• Written instruction:
For each line below that contains the string "this", copy that line.

• Supplied data:
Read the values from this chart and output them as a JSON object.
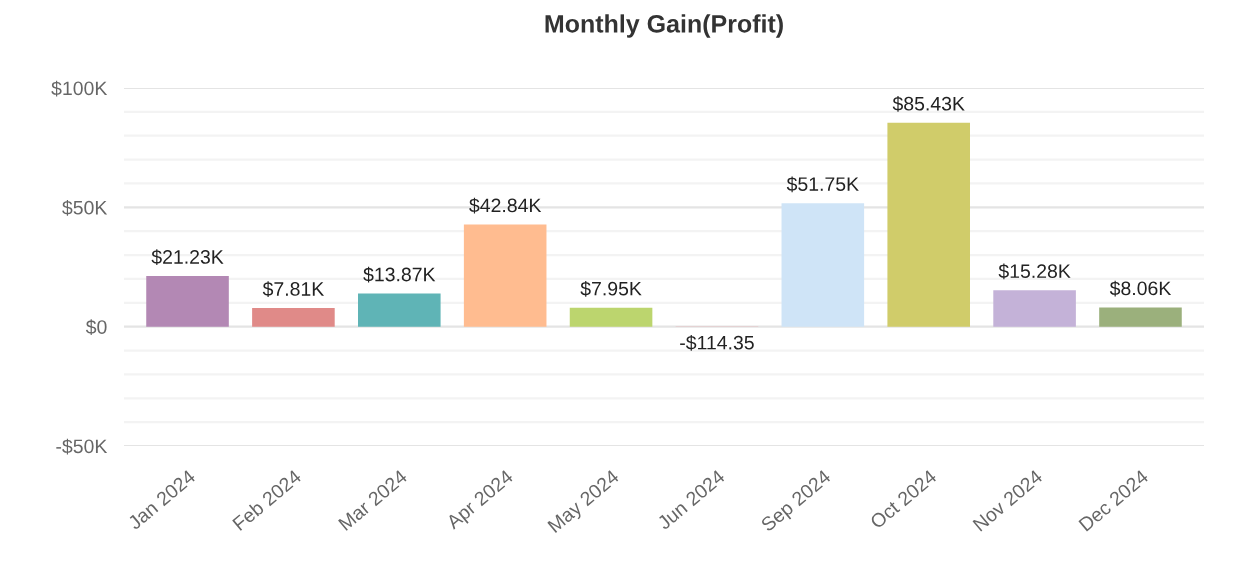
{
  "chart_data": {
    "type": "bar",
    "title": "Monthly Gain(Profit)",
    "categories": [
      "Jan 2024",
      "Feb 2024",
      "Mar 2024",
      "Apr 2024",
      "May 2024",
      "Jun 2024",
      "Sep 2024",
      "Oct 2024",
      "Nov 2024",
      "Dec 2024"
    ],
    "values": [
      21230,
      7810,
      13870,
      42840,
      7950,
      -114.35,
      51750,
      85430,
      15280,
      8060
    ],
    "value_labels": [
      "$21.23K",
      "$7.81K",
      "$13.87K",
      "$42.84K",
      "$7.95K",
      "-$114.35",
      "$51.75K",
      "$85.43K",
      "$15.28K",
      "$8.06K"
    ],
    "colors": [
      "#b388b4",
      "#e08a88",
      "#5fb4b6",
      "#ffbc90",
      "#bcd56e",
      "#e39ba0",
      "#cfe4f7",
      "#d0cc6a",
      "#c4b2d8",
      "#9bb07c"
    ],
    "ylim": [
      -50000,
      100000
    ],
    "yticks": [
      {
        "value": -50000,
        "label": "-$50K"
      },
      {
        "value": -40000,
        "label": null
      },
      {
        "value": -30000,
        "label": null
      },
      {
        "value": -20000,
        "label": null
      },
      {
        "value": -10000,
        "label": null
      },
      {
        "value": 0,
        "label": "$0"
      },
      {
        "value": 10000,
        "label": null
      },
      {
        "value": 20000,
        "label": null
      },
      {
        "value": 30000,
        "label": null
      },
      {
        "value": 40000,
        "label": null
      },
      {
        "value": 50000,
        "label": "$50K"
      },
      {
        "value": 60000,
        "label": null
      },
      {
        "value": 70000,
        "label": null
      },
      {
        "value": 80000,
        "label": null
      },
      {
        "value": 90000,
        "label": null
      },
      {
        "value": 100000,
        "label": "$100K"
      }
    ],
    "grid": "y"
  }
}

==

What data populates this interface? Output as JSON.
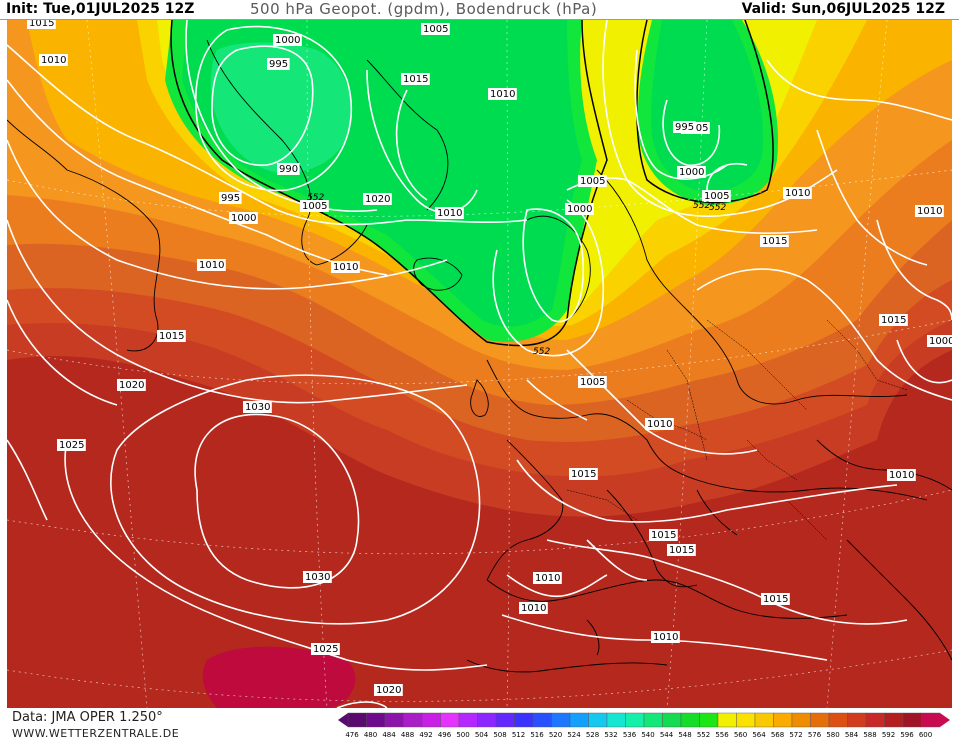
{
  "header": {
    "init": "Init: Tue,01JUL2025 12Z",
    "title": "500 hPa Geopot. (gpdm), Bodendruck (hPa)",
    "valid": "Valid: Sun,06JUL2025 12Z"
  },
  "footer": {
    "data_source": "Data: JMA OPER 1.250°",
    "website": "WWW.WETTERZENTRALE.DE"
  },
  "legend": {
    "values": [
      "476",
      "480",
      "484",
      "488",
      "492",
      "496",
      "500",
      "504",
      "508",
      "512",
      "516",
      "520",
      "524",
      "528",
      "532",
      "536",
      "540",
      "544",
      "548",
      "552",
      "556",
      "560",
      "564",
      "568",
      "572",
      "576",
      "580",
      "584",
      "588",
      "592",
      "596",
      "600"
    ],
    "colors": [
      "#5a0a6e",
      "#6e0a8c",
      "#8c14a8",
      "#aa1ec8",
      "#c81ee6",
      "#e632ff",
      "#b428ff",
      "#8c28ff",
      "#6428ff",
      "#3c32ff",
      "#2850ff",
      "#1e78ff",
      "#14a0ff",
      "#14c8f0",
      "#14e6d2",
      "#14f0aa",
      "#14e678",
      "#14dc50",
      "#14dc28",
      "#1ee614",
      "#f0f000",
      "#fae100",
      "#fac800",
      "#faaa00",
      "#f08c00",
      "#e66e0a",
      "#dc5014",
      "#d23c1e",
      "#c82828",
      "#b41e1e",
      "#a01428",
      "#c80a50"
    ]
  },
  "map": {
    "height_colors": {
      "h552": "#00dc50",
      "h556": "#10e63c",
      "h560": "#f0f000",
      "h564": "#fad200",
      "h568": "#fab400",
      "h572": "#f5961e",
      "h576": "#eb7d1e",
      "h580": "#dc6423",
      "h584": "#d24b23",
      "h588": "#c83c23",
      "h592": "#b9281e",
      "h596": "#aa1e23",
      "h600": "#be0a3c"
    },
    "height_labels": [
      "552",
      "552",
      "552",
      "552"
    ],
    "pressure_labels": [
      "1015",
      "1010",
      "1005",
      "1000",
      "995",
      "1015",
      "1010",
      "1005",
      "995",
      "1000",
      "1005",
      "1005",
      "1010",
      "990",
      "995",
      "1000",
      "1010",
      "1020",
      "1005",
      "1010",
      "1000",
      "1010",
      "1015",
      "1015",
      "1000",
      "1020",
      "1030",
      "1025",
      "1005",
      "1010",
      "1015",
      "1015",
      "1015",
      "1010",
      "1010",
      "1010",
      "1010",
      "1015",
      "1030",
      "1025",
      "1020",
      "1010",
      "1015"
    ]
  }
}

• Exercise output:
Read the values from this chart and output them as a JSON object.
What data populates this interface? Output as JSON.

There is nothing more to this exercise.